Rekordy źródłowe
::::::::::

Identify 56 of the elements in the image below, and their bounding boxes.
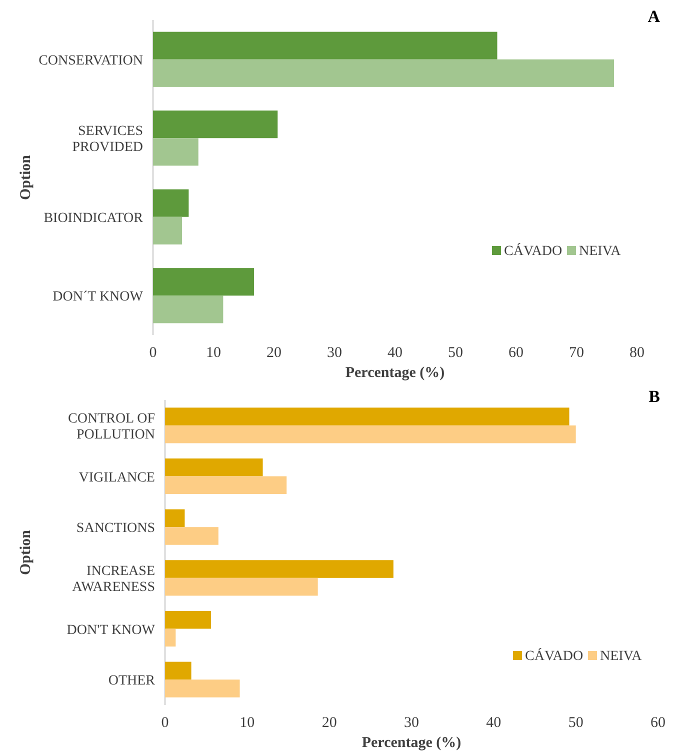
x-tick-label: 0: [161, 715, 169, 731]
legend-label: NEIVA: [579, 244, 622, 259]
legend-label: NEIVA: [600, 649, 643, 664]
y-tick-label: CONTROL OF POLLUTION: [68, 411, 156, 442]
text: A: [648, 7, 661, 26]
x-tick-label: 40: [486, 715, 502, 731]
x-axis-title: Percentage (%): [362, 735, 462, 751]
bar: [165, 408, 570, 426]
y-tick-label: INCREASE AWARENESS: [72, 564, 155, 595]
bar: [165, 560, 394, 578]
y-tick-label: OTHER: [108, 674, 156, 689]
bar: [165, 628, 176, 647]
bar: [153, 59, 614, 87]
bar: [165, 425, 576, 444]
bar: [165, 578, 318, 596]
bar: [165, 610, 212, 629]
y-axis-title: Option: [18, 154, 34, 200]
bar: [153, 32, 498, 60]
x-tick-label: 10: [206, 345, 221, 361]
x-tick-label: 0: [149, 345, 157, 361]
x-tick-label: 60: [650, 715, 666, 731]
bar: [165, 509, 185, 528]
bar: [153, 110, 278, 138]
x-tick-label: 30: [404, 715, 419, 731]
x-tick-label: 20: [266, 345, 282, 361]
y-tick-label: SANCTIONS: [76, 521, 155, 536]
x-tick-label: 50: [448, 345, 463, 361]
bar: [153, 189, 189, 217]
bar: [153, 138, 198, 166]
bar: [165, 458, 263, 476]
x-axis-title: Percentage (%): [345, 365, 445, 381]
x-tick-label: 20: [322, 715, 337, 731]
y-tick-label: DON´T KNOW: [52, 290, 144, 305]
annotation: B: [648, 387, 660, 406]
legend-label: CÁVADO: [525, 647, 584, 664]
x-tick-label: 60: [508, 345, 524, 361]
y-axis-title: Option: [18, 529, 34, 576]
y-tick-label: VIGILANCE: [78, 470, 155, 486]
y-tick-label: BIOINDICATOR: [44, 210, 144, 226]
x-tick-label: 70: [569, 345, 584, 361]
x-tick-label: 80: [630, 345, 644, 361]
bar: [153, 268, 254, 296]
legend-label: CÁVADO: [504, 242, 562, 259]
y-tick-label: DON'T KNOW: [66, 622, 156, 638]
bar: [165, 662, 192, 680]
y-tick-label: SERVICES PROVIDED: [72, 124, 143, 156]
bar: [165, 680, 240, 698]
x-tick-label: 40: [388, 345, 402, 361]
y-tick-label: CONSERVATION: [38, 53, 143, 68]
bar: [153, 296, 224, 324]
x-tick-label: 50: [568, 715, 584, 731]
bar: [165, 527, 218, 545]
bar: [165, 476, 287, 494]
x-tick-label: 10: [240, 715, 255, 731]
x-tick-label: 30: [327, 345, 342, 361]
bar: [153, 216, 182, 244]
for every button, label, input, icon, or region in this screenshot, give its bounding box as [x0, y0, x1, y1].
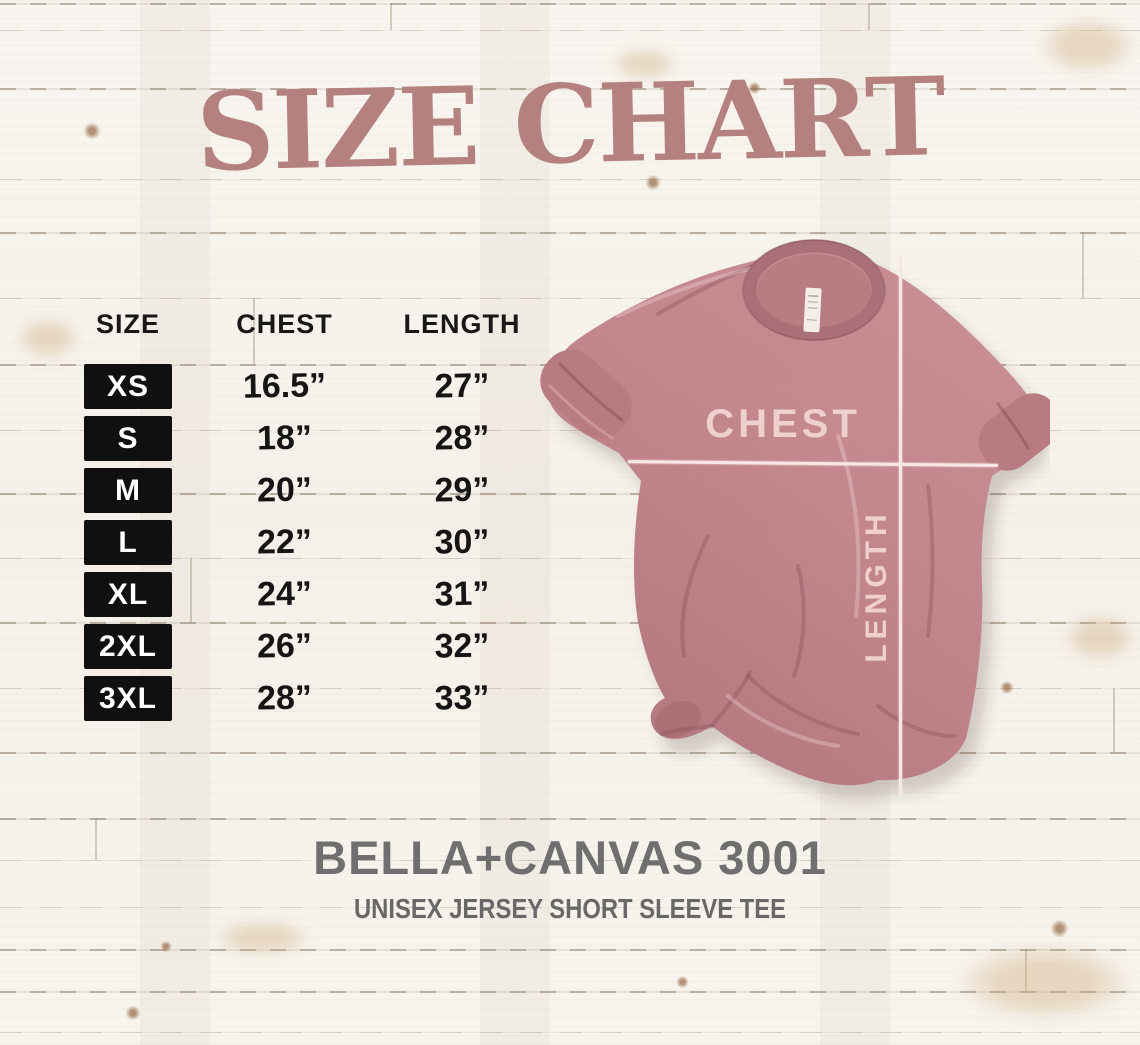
collar-band	[743, 239, 885, 341]
wood-plank-seam	[0, 88, 1140, 90]
table-row: 2XL 26” 32”	[84, 624, 527, 669]
chest-value: 16.5”	[242, 366, 327, 406]
table-row: 3XL 28” 33”	[84, 676, 527, 721]
wood-patch	[1065, 615, 1135, 660]
size-badge: 2XL	[84, 624, 172, 669]
wood-plank-seam	[0, 558, 1140, 559]
chest-value: 26”	[256, 626, 313, 666]
table-row: L 22” 30”	[84, 520, 527, 565]
wood-knot	[125, 1006, 141, 1020]
size-badge: L	[84, 520, 172, 565]
chest-label: CHEST	[705, 402, 861, 446]
table-row: S 18” 28”	[84, 416, 527, 461]
wood-patch	[1040, 18, 1135, 73]
neck-tag	[803, 287, 822, 333]
page-title: SIZE CHART	[195, 54, 945, 196]
wood-knot	[1050, 920, 1069, 937]
wood-plank-seam	[0, 493, 1140, 495]
wood-plank-seam	[0, 179, 1140, 180]
hem-knot	[654, 700, 702, 738]
wood-joint	[390, 3, 392, 30]
collar-seam	[742, 239, 886, 341]
wood-knot	[748, 82, 761, 94]
wood-knot	[1000, 681, 1014, 694]
size-badge: S	[84, 416, 172, 461]
wood-patch	[612, 48, 677, 80]
wood-joint	[1082, 232, 1084, 298]
wood-knot	[645, 175, 661, 190]
wood-plank-seam	[0, 752, 1140, 754]
wood-joint	[868, 3, 870, 30]
rolled-cuff-left	[540, 349, 632, 440]
chest-value: 28”	[256, 678, 313, 718]
length-label: LENGTH	[860, 509, 893, 663]
table-row: XS 16.5” 27”	[84, 364, 527, 409]
table-row: M 20” 29”	[84, 468, 527, 513]
size-badge: M	[84, 468, 172, 513]
wood-plank-seam	[0, 688, 1140, 689]
brand-name: BELLA+CANVAS 3001	[313, 831, 827, 884]
wood-plank-seam	[0, 991, 1140, 993]
size-badge: 3XL	[84, 676, 172, 721]
wood-joint	[95, 818, 97, 860]
wood-joint	[253, 298, 255, 364]
tshirt-image	[540, 239, 1062, 800]
wood-plank-seam	[0, 1032, 1140, 1033]
wood-patch	[215, 920, 310, 955]
length-measure-line	[899, 256, 902, 796]
wood-knot	[83, 123, 101, 139]
chest-value: 22”	[256, 522, 313, 562]
fabric-highlights	[616, 266, 861, 748]
wood-plank-seam	[0, 3, 1140, 5]
header-size: SIZE	[95, 308, 160, 339]
wood-knot	[676, 976, 689, 988]
wood-plank-seam	[0, 949, 1140, 951]
wood-plank-seam	[0, 298, 1140, 299]
size-table-header-row: SIZE CHEST LENGTH	[84, 302, 527, 346]
wood-joint	[1113, 688, 1115, 752]
wood-patch	[960, 945, 1130, 1020]
wood-plank-seam	[0, 818, 1140, 820]
size-table: SIZE CHEST LENGTH XS 16.5” 27” S 18” 28”…	[84, 302, 527, 728]
wood-plank-seam	[0, 622, 1140, 624]
wood-joint	[1025, 949, 1027, 991]
header-chest: CHEST	[236, 308, 333, 339]
chest-value: 20”	[256, 470, 313, 510]
size-badge: XS	[84, 364, 172, 409]
wood-knot	[160, 941, 172, 952]
size-badge: XL	[84, 572, 172, 617]
wood-plank-seam	[0, 907, 1140, 908]
wood-plank-seam	[0, 30, 1140, 31]
product-subtitle: UNISEX JERSEY SHORT SLEEVE TEE	[353, 893, 787, 924]
wood-plank-seam	[0, 860, 1140, 861]
tshirt-photo	[498, 236, 1062, 822]
header-length: LENGTH	[403, 308, 521, 339]
fabric-folds	[656, 264, 956, 738]
wood-plank-seam	[0, 232, 1140, 234]
wood-joint	[190, 558, 192, 622]
table-row: XL 24” 31”	[84, 572, 527, 617]
wood-patch	[18, 318, 78, 358]
rolled-cuff-right	[978, 393, 1062, 471]
chest-value: 24”	[256, 574, 313, 614]
chest-value: 18”	[256, 418, 313, 458]
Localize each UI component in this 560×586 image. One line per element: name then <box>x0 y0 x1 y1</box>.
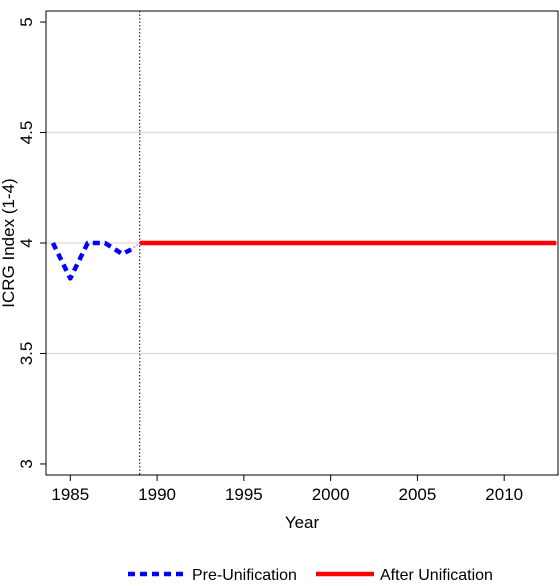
series-connector <box>130 242 141 251</box>
x-axis-title: Year <box>285 513 320 532</box>
y-tick-label: 3.5 <box>17 342 36 366</box>
x-tick-label: 2010 <box>485 485 523 504</box>
y-tick-label: 5 <box>17 17 36 26</box>
y-axis-title: ICRG Index (1-4) <box>0 178 18 307</box>
x-tick-label: 2000 <box>312 485 350 504</box>
x-tick-label: 1985 <box>51 485 89 504</box>
x-axis: 1985 1990 1995 2000 2005 2010 <box>51 475 523 504</box>
x-tick-label: 1995 <box>225 485 263 504</box>
x-tick-label: 1990 <box>138 485 176 504</box>
legend: Pre-Unification After Unification <box>128 567 493 584</box>
legend-label: Pre-Unification <box>192 567 297 584</box>
y-tick-label: 4.5 <box>17 121 36 145</box>
legend-label: After Unification <box>380 567 493 584</box>
x-tick-label: 2005 <box>399 485 437 504</box>
data-series <box>50 240 557 281</box>
y-axis: 3 3.5 4 4.5 5 <box>17 17 46 469</box>
series-line-pre-unification <box>50 240 133 281</box>
y-tick-label: 4 <box>17 238 36 247</box>
y-tick-label: 3 <box>17 459 36 468</box>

::::::::::

Do wykonania » Przepisz bez żadnych zmian wiersze od tego, który zawiera „x-tick-label: 0: [161, 715, 169, 731]”, do tego, który zawiera „bar: [165, 628, 176, 647]”, włącznie z obydwoma.

Wynik ćwiczenia »
x-tick-label: 0: [161, 715, 169, 731]
legend-label: NEIVA: [579, 244, 622, 259]
legend-label: NEIVA: [600, 649, 643, 664]
y-tick-label: CONTROL OF POLLUTION: [68, 411, 156, 442]
text: A: [648, 7, 661, 26]
x-tick-label: 40: [486, 715, 502, 731]
x-axis-title: Percentage (%): [362, 735, 462, 751]
bar: [165, 408, 570, 426]
y-tick-label: INCREASE AWARENESS: [72, 564, 155, 595]
bar: [165, 560, 394, 578]
y-tick-label: OTHER: [108, 674, 156, 689]
bar: [165, 628, 176, 647]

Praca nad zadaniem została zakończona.